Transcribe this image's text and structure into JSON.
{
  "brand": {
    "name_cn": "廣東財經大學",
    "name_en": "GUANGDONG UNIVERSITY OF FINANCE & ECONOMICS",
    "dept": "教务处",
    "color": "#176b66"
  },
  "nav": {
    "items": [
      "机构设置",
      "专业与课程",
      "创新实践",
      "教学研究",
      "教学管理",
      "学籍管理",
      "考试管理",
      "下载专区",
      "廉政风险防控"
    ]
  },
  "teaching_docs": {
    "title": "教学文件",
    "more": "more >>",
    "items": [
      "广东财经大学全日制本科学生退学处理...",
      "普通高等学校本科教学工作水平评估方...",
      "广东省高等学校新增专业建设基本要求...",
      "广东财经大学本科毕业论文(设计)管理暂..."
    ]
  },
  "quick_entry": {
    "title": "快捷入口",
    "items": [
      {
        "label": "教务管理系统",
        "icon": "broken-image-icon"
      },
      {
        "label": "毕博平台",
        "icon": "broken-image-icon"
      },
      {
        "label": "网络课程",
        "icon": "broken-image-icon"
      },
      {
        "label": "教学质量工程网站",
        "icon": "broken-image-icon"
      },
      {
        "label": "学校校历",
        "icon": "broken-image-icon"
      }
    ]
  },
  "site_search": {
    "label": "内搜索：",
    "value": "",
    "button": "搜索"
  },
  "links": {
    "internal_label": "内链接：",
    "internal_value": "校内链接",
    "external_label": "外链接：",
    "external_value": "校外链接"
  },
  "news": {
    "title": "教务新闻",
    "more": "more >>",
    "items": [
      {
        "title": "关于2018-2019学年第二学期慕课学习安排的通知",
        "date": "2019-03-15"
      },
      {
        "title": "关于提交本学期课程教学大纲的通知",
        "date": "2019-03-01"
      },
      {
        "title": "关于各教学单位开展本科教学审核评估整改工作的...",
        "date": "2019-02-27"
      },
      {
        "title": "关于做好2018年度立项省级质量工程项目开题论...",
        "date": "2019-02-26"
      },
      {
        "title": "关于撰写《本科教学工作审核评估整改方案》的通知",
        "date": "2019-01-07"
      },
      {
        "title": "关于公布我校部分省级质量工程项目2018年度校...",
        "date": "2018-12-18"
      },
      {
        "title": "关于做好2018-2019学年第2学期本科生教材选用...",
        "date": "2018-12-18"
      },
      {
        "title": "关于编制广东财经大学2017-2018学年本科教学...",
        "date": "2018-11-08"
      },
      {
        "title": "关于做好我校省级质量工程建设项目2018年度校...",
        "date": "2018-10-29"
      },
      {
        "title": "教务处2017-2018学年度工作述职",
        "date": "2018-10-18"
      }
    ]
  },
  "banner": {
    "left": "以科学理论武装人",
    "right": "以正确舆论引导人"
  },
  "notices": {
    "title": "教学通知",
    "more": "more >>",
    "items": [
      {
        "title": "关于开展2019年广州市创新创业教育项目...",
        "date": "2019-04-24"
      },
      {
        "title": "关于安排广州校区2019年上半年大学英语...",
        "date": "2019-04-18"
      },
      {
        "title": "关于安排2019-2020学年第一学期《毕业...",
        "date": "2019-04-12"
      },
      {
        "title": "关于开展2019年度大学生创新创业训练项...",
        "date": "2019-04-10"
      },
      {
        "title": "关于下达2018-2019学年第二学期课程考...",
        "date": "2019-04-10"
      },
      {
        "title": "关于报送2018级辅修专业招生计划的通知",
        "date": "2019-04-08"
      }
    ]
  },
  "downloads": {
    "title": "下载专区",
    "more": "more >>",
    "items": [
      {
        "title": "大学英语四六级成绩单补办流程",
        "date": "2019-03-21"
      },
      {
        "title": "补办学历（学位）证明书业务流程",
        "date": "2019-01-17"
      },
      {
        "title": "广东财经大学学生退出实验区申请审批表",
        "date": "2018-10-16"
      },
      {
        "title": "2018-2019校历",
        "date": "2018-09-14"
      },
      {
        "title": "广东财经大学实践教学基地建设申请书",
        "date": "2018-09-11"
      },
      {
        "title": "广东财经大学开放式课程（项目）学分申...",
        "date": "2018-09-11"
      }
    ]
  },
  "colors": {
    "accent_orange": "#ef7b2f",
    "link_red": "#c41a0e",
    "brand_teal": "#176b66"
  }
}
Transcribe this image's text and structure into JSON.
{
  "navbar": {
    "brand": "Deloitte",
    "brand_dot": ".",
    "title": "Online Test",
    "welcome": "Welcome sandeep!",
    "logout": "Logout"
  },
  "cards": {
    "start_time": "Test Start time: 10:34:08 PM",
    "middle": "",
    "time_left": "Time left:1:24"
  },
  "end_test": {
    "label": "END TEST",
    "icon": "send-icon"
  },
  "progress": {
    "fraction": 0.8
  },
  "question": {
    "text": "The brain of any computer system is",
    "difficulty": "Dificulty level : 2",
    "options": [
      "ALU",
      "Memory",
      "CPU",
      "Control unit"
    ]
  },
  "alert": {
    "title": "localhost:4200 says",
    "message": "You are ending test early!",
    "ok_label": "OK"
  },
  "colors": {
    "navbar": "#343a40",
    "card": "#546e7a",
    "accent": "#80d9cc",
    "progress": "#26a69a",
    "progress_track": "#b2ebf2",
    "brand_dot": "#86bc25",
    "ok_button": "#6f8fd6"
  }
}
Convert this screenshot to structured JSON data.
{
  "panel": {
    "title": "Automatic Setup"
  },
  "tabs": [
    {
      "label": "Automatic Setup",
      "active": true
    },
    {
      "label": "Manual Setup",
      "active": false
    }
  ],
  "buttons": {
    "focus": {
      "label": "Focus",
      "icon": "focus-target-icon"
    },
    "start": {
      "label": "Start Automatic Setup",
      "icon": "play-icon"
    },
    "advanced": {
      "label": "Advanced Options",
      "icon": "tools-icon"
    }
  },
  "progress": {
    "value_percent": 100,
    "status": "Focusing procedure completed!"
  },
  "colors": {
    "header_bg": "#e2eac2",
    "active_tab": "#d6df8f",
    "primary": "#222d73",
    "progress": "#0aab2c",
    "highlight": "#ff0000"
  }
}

■ TASK INSTRUCTIONS
Your task is to repeat the data exactly; please include every line.

■ WORKED ANSWER
Transcribe this image's text and structure into JSON.
{
  "brand": {
    "name_cn": "廣東財經大學",
    "name_en": "GUANGDONG UNIVERSITY OF FINANCE & ECONOMICS",
    "dept": "教务处",
    "color": "#176b66"
  },
  "nav": {
    "items": [
      "机构设置",
      "专业与课程",
      "创新实践",
      "教学研究",
      "教学管理",
      "学籍管理",
      "考试管理",
      "下载专区",
      "廉政风险防控"
    ]
  },
  "teaching_docs": {
    "title": "教学文件",
    "more": "more >>",
    "items": [
      "广东财经大学全日制本科学生退学处理...",
      "普通高等学校本科教学工作水平评估方...",
      "广东省高等学校新增专业建设基本要求...",
      "广东财经大学本科毕业论文(设计)管理暂..."
    ]
  },
  "quick_entry": {
    "title": "快捷入口",
    "items": [
      {
        "label": "教务管理系统",
        "icon": "broken-image-icon"
      },
      {
        "label": "毕博平台",
        "icon": "broken-image-icon"
      },
      {
        "label": "网络课程",
        "icon": "broken-image-icon"
      },
      {
        "label": "教学质量工程网站",
        "icon": "broken-image-icon"
      },
      {
        "label": "学校校历",
        "icon": "broken-image-icon"
      }
    ]
  },
  "site_search": {
    "label": "内搜索：",
    "value": "",
    "button": "搜索"
  },
  "links": {
    "internal_label": "内链接：",
    "internal_value": "校内链接",
    "external_label": "外链接：",
    "external_value": "校外链接"
  },
  "news": {
    "title": "教务新闻",
    "more": "more >>",
    "items": [
      {
        "title": "关于2018-2019学年第二学期慕课学习安排的通知",
        "date": "2019-03-15"
      },
      {
        "title": "关于提交本学期课程教学大纲的通知",
        "date": "2019-03-01"
      },
      {
        "title": "关于各教学单位开展本科教学审核评估整改工作的...",
        "date": "2019-02-27"
      },
      {
        "title": "关于做好2018年度立项省级质量工程项目开题论...",
        "date": "2019-02-26"
      },
      {
        "title": "关于撰写《本科教学工作审核评估整改方案》的通知",
        "date": "2019-01-07"
      },
      {
        "title": "关于公布我校部分省级质量工程项目2018年度校...",
        "date": "2018-12-18"
      },
      {
        "title": "关于做好2018-2019学年第2学期本科生教材选用...",
        "date": "2018-12-18"
      },
      {
        "title": "关于编制广东财经大学2017-2018学年本科教学...",
        "date": "2018-11-08"
      },
      {
        "title": "关于做好我校省级质量工程建设项目2018年度校...",
        "date": "2018-10-29"
      },
      {
        "title": "教务处2017-2018学年度工作述职",
        "date": "2018-10-18"
      }
    ]
  },
  "banner": {
    "left": "以科学理论武装人",
    "right": "以正确舆论引导人"
  },
  "notices": {
    "title": "教学通知",
    "more": "more >>",
    "items": [
      {
        "title": "关于开展2019年广州市创新创业教育项目...",
        "date": "2019-04-24"
      },
      {
        "title": "关于安排广州校区2019年上半年大学英语...",
        "date": "2019-04-18"
      },
      {
        "title": "关于安排2019-2020学年第一学期《毕业...",
        "date": "2019-04-12"
      },
      {
        "title": "关于开展2019年度大学生创新创业训练项...",
        "date": "2019-04-10"
      },
      {
        "title": "关于下达2018-2019学年第二学期课程考...",
        "date": "2019-04-10"
      },
      {
        "title": "关于报送2018级辅修专业招生计划的通知",
        "date": "2019-04-08"
      }
    ]
  },
  "downloads": {
    "title": "下载专区",
    "more": "more >>",
    "items": [
      {
        "title": "大学英语四六级成绩单补办流程",
        "date": "2019-03-21"
      },
      {
        "title": "补办学历（学位）证明书业务流程",
        "date": "2019-01-17"
      },
      {
        "title": "广东财经大学学生退出实验区申请审批表",
        "date": "2018-10-16"
      },
      {
        "title": "2018-2019校历",
        "date": "2018-09-14"
      },
      {
        "title": "广东财经大学实践教学基地建设申请书",
        "date": "2018-09-11"
      },
      {
        "title": "广东财经大学开放式课程（项目）学分申...",
        "date": "2018-09-11"
      }
    ]
  },
  "colors": {
    "accent_orange": "#ef7b2f",
    "link_red": "#c41a0e",
    "brand_teal": "#176b66"
  }
}
Transcribe this image's text and structure into JSON.
{
  "navbar": {
    "brand": "Deloitte",
    "brand_dot": ".",
    "title": "Online Test",
    "welcome": "Welcome sandeep!",
    "logout": "Logout"
  },
  "cards": {
    "start_time": "Test Start time: 10:34:08 PM",
    "middle": "",
    "time_left": "Time left:1:24"
  },
  "end_test": {
    "label": "END TEST",
    "icon": "send-icon"
  },
  "progress": {
    "fraction": 0.8
  },
  "question": {
    "text": "The brain of any computer system is",
    "difficulty": "Dificulty level : 2",
    "options": [
      "ALU",
      "Memory",
      "CPU",
      "Control unit"
    ]
  },
  "alert": {
    "title": "localhost:4200 says",
    "message": "You are ending test early!",
    "ok_label": "OK"
  },
  "colors": {
    "navbar": "#343a40",
    "card": "#546e7a",
    "accent": "#80d9cc",
    "progress": "#26a69a",
    "progress_track": "#b2ebf2",
    "brand_dot": "#86bc25",
    "ok_button": "#6f8fd6"
  }
}
Convert this screenshot to structured JSON data.
{
  "panel": {
    "title": "Automatic Setup"
  },
  "tabs": [
    {
      "label": "Automatic Setup",
      "active": true
    },
    {
      "label": "Manual Setup",
      "active": false
    }
  ],
  "buttons": {
    "focus": {
      "label": "Focus",
      "icon": "focus-target-icon"
    },
    "start": {
      "label": "Start Automatic Setup",
      "icon": "play-icon"
    },
    "advanced": {
      "label": "Advanced Options",
      "icon": "tools-icon"
    }
  },
  "progress": {
    "value_percent": 100,
    "status": "Focusing procedure completed!"
  },
  "colors": {
    "header_bg": "#e2eac2",
    "active_tab": "#d6df8f",
    "primary": "#222d73",
    "progress": "#0aab2c",
    "highlight": "#ff0000"
  }
}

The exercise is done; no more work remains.